→ Set exercise
Transcribe all of the data exactly. Omit the pictures.

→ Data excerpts
╔══

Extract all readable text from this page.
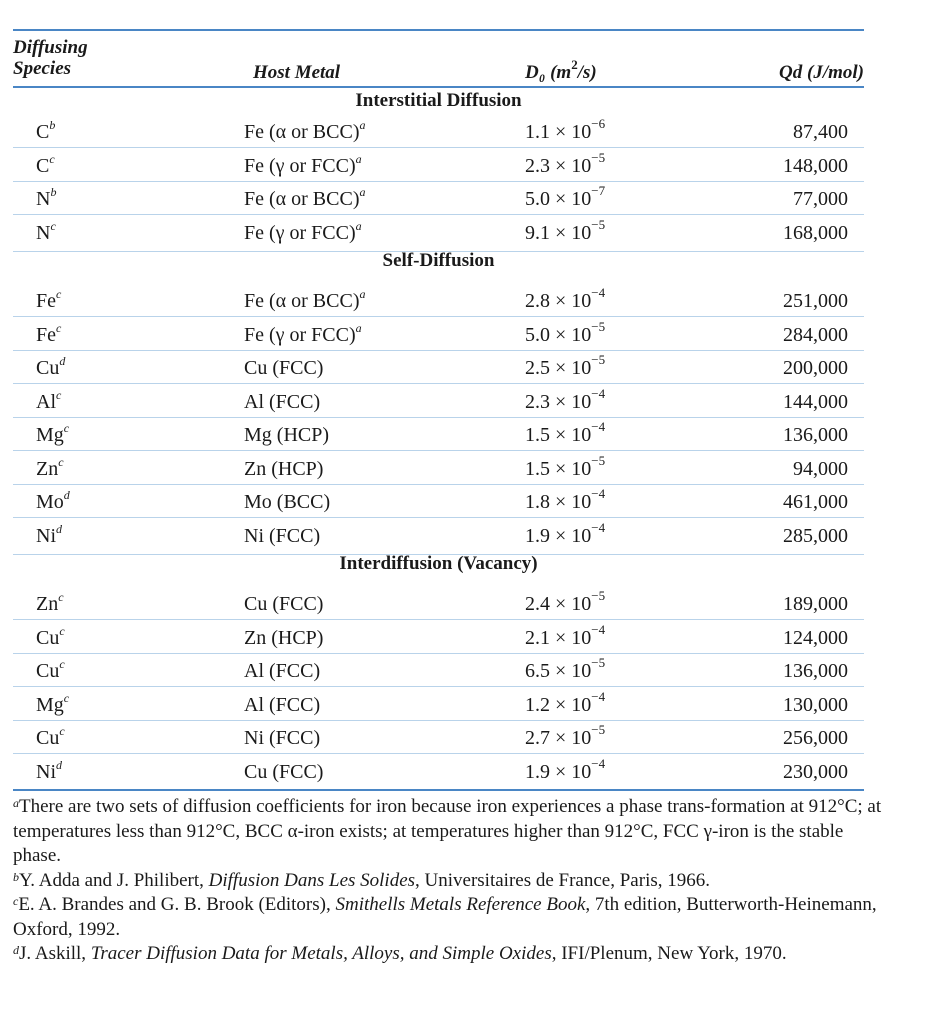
Diffusing
Species	Host Metal	D₀ $(m^2/s)$	Qd (J/mol)
Interstitial Diffusion
$C^b$	Fe (α or BCC)$^a$	$1.1 \times 10^{-6}$	87,400
$C^c$	Fe (γ or FCC)$^a$	$2.3 \times 10^{-5}$	148,000
$N^b$	Fe (α or BCC)$^a$	$5.0 \times 10^{-7}$	77,000
$N^c$	Fe (γ or FCC)$^a$	$9.1 \times 10^{-5}$	168,000
Self-Diffusion
Fe$^c$	Fe (α or BCC)$^a$	$2.8 \times 10^{-4}$	251,000
Fe$^c$	Fe (γ or FCC)$^a$	$5.0 \times 10^{-5}$	284,000
Cu$^d$	Cu (FCC)	$2.5 \times 10^{-5}$	200,000
Al$^c$	Al (FCC)	$2.3 \times 10^{-4}$	144,000
Mg$^c$	Mg (HCP)	$1.5 \times 10^{-4}$	136,000
Zn$^c$	Zn (HCP)	$1.5 \times 10^{-5}$	94,000
Mo$^d$	Mo (BCC)	$1.8 \times 10^{-4}$	461,000
Ni$^d$	Ni (FCC)	$1.9 \times 10^{-4}$	285,000
Interdiffusion (Vacancy)
Zn$^c$	Cu (FCC)	$2.4 \times 10^{-5}$	189,000
Cu$^c$	Zn (HCP)	$2.1 \times 10^{-4}$	124,000
Cu$^c$	Al (FCC)	$6.5 \times 10^{-5}$	136,000
Mg$^c$	Al (FCC)	$1.2 \times 10^{-4}$	130,000
Cu$^c$	Ni (FCC)	$2.7 \times 10^{-5}$	256,000
Ni$^d$	Cu (FCC)	$1.9 \times 10^{-4}$	230,000

$^a$There are two sets of diffusion coefficients for iron because iron experiences a phase trans-formation at 912°C; at temperatures less than 912°C, BCC α-iron exists; at temperatures higher than 912°C, FCC γ-iron is the stable phase.

$^b$Y. Adda and J. Philibert, Diffusion Dans Les Solides, Universitaires de France, Paris, 1966.

$^c$E. A. Brandes and G. B. Brook (Editors), Smithells Metals Reference Book, 7th edition, Butterworth-Heinemann, Oxford, 1992.

$^d$J. Askill, Tracer Diffusion Data for Metals, Alloys, and Simple Oxides, IFI/Plenum, New York, 1970.
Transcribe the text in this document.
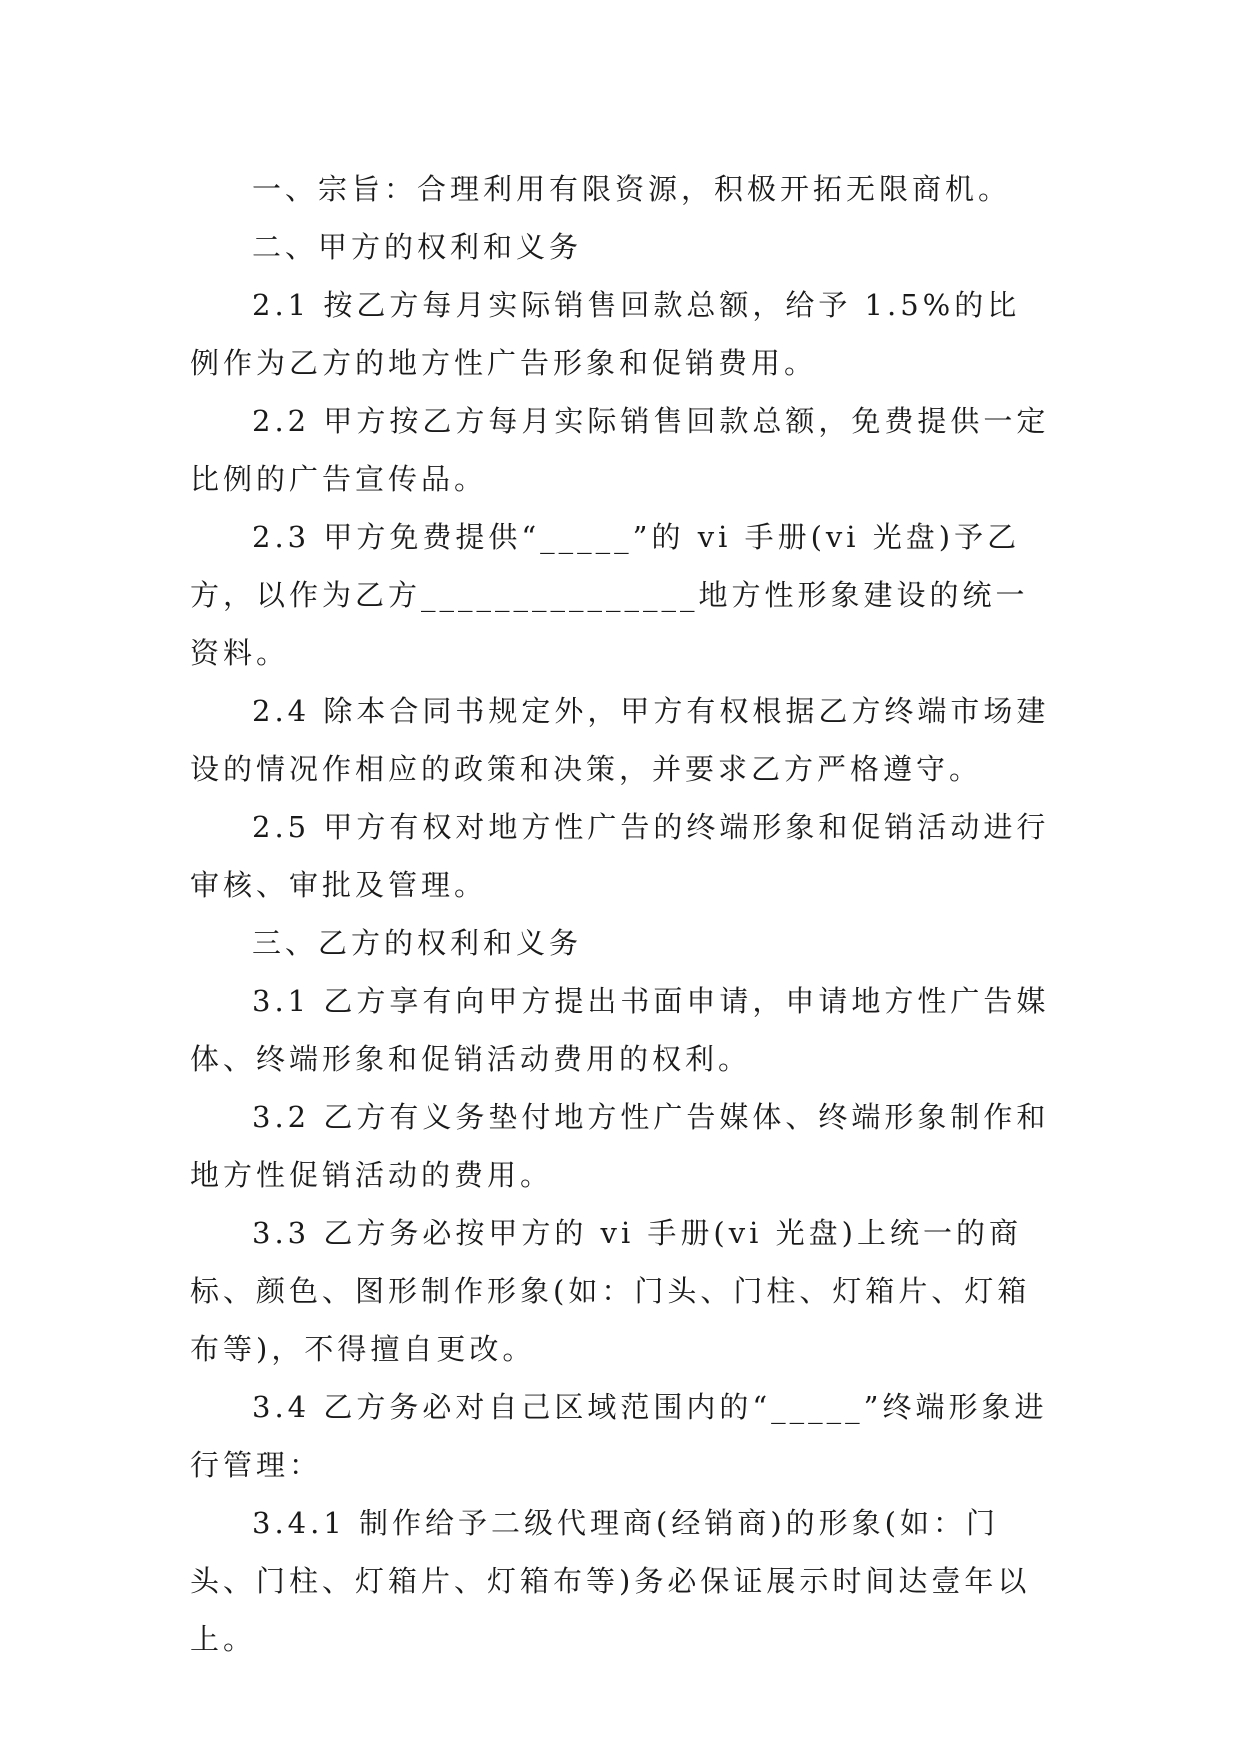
一、宗旨：合理利用有限资源，积极开拓无限商机。

二、甲方的权利和义务

2.1 按乙方每月实际销售回款总额，给予 1.5%的比例作为乙方的地方性广告形象和促销费用。

2.2 甲方按乙方每月实际销售回款总额，免费提供一定比例的广告宣传品。

2.3 甲方免费提供“_____”的 vi 手册(vi 光盘)予乙方，以作为乙方_______________地方性形象建设的统一资料。

2.4 除本合同书规定外，甲方有权根据乙方终端市场建设的情况作相应的政策和决策，并要求乙方严格遵守。

2.5 甲方有权对地方性广告的终端形象和促销活动进行审核、审批及管理。

三、乙方的权利和义务

3.1 乙方享有向甲方提出书面申请，申请地方性广告媒体、终端形象和促销活动费用的权利。

3.2 乙方有义务垫付地方性广告媒体、终端形象制作和地方性促销活动的费用。

3.3 乙方务必按甲方的 vi 手册(vi 光盘)上统一的商标、颜色、图形制作形象(如：门头、门柱、灯箱片、灯箱布等)，不得擅自更改。

3.4 乙方务必对自己区域范围内的“_____”终端形象进行管理：

3.4.1 制作给予二级代理商(经销商)的形象(如：门头、门柱、灯箱片、灯箱布等)务必保证展示时间达壹年以上。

╚══

→ Correct output
Extract all readable text from this page.
Diffusing
Species	Host Metal	D₀ $(m^2/s)$	Qd (J/mol)
Interstitial Diffusion
$C^b$	Fe (α or BCC)$^a$	$1.1 \times 10^{-6}$	87,400
$C^c$	Fe (γ or FCC)$^a$	$2.3 \times 10^{-5}$	148,000
$N^b$	Fe (α or BCC)$^a$	$5.0 \times 10^{-7}$	77,000
$N^c$	Fe (γ or FCC)$^a$	$9.1 \times 10^{-5}$	168,000
Self-Diffusion
Fe$^c$	Fe (α or BCC)$^a$	$2.8 \times 10^{-4}$	251,000
Fe$^c$	Fe (γ or FCC)$^a$	$5.0 \times 10^{-5}$	284,000
Cu$^d$	Cu (FCC)	$2.5 \times 10^{-5}$	200,000
Al$^c$	Al (FCC)	$2.3 \times 10^{-4}$	144,000
Mg$^c$	Mg (HCP)	$1.5 \times 10^{-4}$	136,000
Zn$^c$	Zn (HCP)	$1.5 \times 10^{-5}$	94,000
Mo$^d$	Mo (BCC)	$1.8 \times 10^{-4}$	461,000
Ni$^d$	Ni (FCC)	$1.9 \times 10^{-4}$	285,000
Interdiffusion (Vacancy)
Zn$^c$	Cu (FCC)	$2.4 \times 10^{-5}$	189,000
Cu$^c$	Zn (HCP)	$2.1 \times 10^{-4}$	124,000
Cu$^c$	Al (FCC)	$6.5 \times 10^{-5}$	136,000
Mg$^c$	Al (FCC)	$1.2 \times 10^{-4}$	130,000
Cu$^c$	Ni (FCC)	$2.7 \times 10^{-5}$	256,000
Ni$^d$	Cu (FCC)	$1.9 \times 10^{-4}$	230,000

$^a$There are two sets of diffusion coefficients for iron because iron experiences a phase trans-formation at 912°C; at temperatures less than 912°C, BCC α-iron exists; at temperatures higher than 912°C, FCC γ-iron is the stable phase.

$^b$Y. Adda and J. Philibert, Diffusion Dans Les Solides, Universitaires de France, Paris, 1966.

$^c$E. A. Brandes and G. B. Brook (Editors), Smithells Metals Reference Book, 7th edition, Butterworth-Heinemann, Oxford, 1992.

$^d$J. Askill, Tracer Diffusion Data for Metals, Alloys, and Simple Oxides, IFI/Plenum, New York, 1970.
Transcribe the text in this document.
一、宗旨：合理利用有限资源，积极开拓无限商机。

二、甲方的权利和义务

2.1 按乙方每月实际销售回款总额，给予 1.5%的比例作为乙方的地方性广告形象和促销费用。

2.2 甲方按乙方每月实际销售回款总额，免费提供一定比例的广告宣传品。

2.3 甲方免费提供“_____”的 vi 手册(vi 光盘)予乙方，以作为乙方_______________地方性形象建设的统一资料。

2.4 除本合同书规定外，甲方有权根据乙方终端市场建设的情况作相应的政策和决策，并要求乙方严格遵守。

2.5 甲方有权对地方性广告的终端形象和促销活动进行审核、审批及管理。

三、乙方的权利和义务

3.1 乙方享有向甲方提出书面申请，申请地方性广告媒体、终端形象和促销活动费用的权利。

3.2 乙方有义务垫付地方性广告媒体、终端形象制作和地方性促销活动的费用。

3.3 乙方务必按甲方的 vi 手册(vi 光盘)上统一的商标、颜色、图形制作形象(如：门头、门柱、灯箱片、灯箱布等)，不得擅自更改。

3.4 乙方务必对自己区域范围内的“_____”终端形象进行管理：

3.4.1 制作给予二级代理商(经销商)的形象(如：门头、门柱、灯箱片、灯箱布等)务必保证展示时间达壹年以上。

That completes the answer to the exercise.